(Figure content listings)

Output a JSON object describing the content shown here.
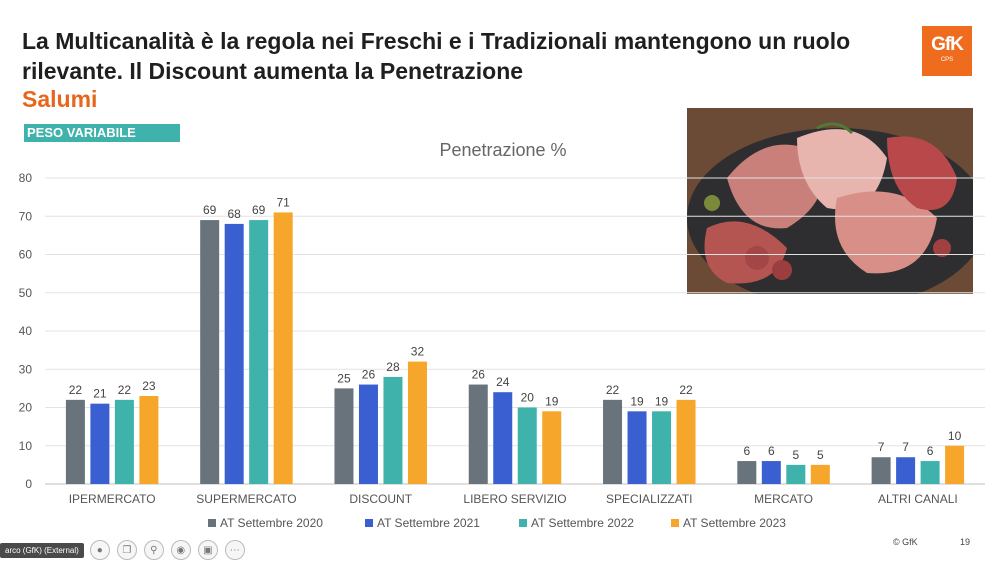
{
  "header": {
    "title": "La Multicanalità è la regola nei Freschi e i Tradizionali mantengono un ruolo rilevante. Il Discount aumenta la Penetrazione",
    "subtitle": "Salumi",
    "tag": "PESO VARIABILE"
  },
  "logo": {
    "text": "GfK",
    "sub": "CPS",
    "color": "#ef6b1e"
  },
  "footer": {
    "copyright": "© GfK",
    "page": "19"
  },
  "taskbar": {
    "label": "arco (GfK) (External)",
    "icons": [
      "mic-icon",
      "copy-icon",
      "search-icon",
      "record-icon",
      "camera-icon",
      "more-icon"
    ]
  },
  "chart_data": {
    "type": "bar",
    "title": "Penetrazione %",
    "categories": [
      "IPERMERCATO",
      "SUPERMERCATO",
      "DISCOUNT",
      "LIBERO SERVIZIO",
      "SPECIALIZZATI",
      "MERCATO",
      "ALTRI CANALI"
    ],
    "series": [
      {
        "name": "AT Settembre 2020",
        "color": "#68737c",
        "values": [
          22,
          69,
          25,
          26,
          22,
          6,
          7
        ]
      },
      {
        "name": "AT Settembre 2021",
        "color": "#3a5fd0",
        "values": [
          21,
          68,
          26,
          24,
          19,
          6,
          7
        ]
      },
      {
        "name": "AT Settembre 2022",
        "color": "#3fb2ac",
        "values": [
          22,
          69,
          28,
          20,
          19,
          5,
          6
        ]
      },
      {
        "name": "AT Settembre 2023",
        "color": "#f6a62a",
        "values": [
          23,
          71,
          32,
          19,
          22,
          5,
          10
        ]
      }
    ],
    "ylim": [
      0,
      80
    ],
    "yticks": [
      0,
      10,
      20,
      30,
      40,
      50,
      60,
      70,
      80
    ],
    "grid": true,
    "legend": "bottom"
  }
}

> **Request**: Extract all the data above exactly, excluding every picture.

> **Output**:
Output a JSON object describing the content shown here.
{
  "header": {
    "title": "La Multicanalità è la regola nei Freschi e i Tradizionali mantengono un ruolo rilevante. Il Discount aumenta la Penetrazione",
    "subtitle": "Salumi",
    "tag": "PESO VARIABILE"
  },
  "logo": {
    "text": "GfK",
    "sub": "CPS",
    "color": "#ef6b1e"
  },
  "footer": {
    "copyright": "© GfK",
    "page": "19"
  },
  "taskbar": {
    "label": "arco (GfK) (External)",
    "icons": [
      "mic-icon",
      "copy-icon",
      "search-icon",
      "record-icon",
      "camera-icon",
      "more-icon"
    ]
  },
  "chart_data": {
    "type": "bar",
    "title": "Penetrazione %",
    "categories": [
      "IPERMERCATO",
      "SUPERMERCATO",
      "DISCOUNT",
      "LIBERO SERVIZIO",
      "SPECIALIZZATI",
      "MERCATO",
      "ALTRI CANALI"
    ],
    "series": [
      {
        "name": "AT Settembre 2020",
        "color": "#68737c",
        "values": [
          22,
          69,
          25,
          26,
          22,
          6,
          7
        ]
      },
      {
        "name": "AT Settembre 2021",
        "color": "#3a5fd0",
        "values": [
          21,
          68,
          26,
          24,
          19,
          6,
          7
        ]
      },
      {
        "name": "AT Settembre 2022",
        "color": "#3fb2ac",
        "values": [
          22,
          69,
          28,
          20,
          19,
          5,
          6
        ]
      },
      {
        "name": "AT Settembre 2023",
        "color": "#f6a62a",
        "values": [
          23,
          71,
          32,
          19,
          22,
          5,
          10
        ]
      }
    ],
    "ylim": [
      0,
      80
    ],
    "yticks": [
      0,
      10,
      20,
      30,
      40,
      50,
      60,
      70,
      80
    ],
    "grid": true,
    "legend": "bottom"
  }
}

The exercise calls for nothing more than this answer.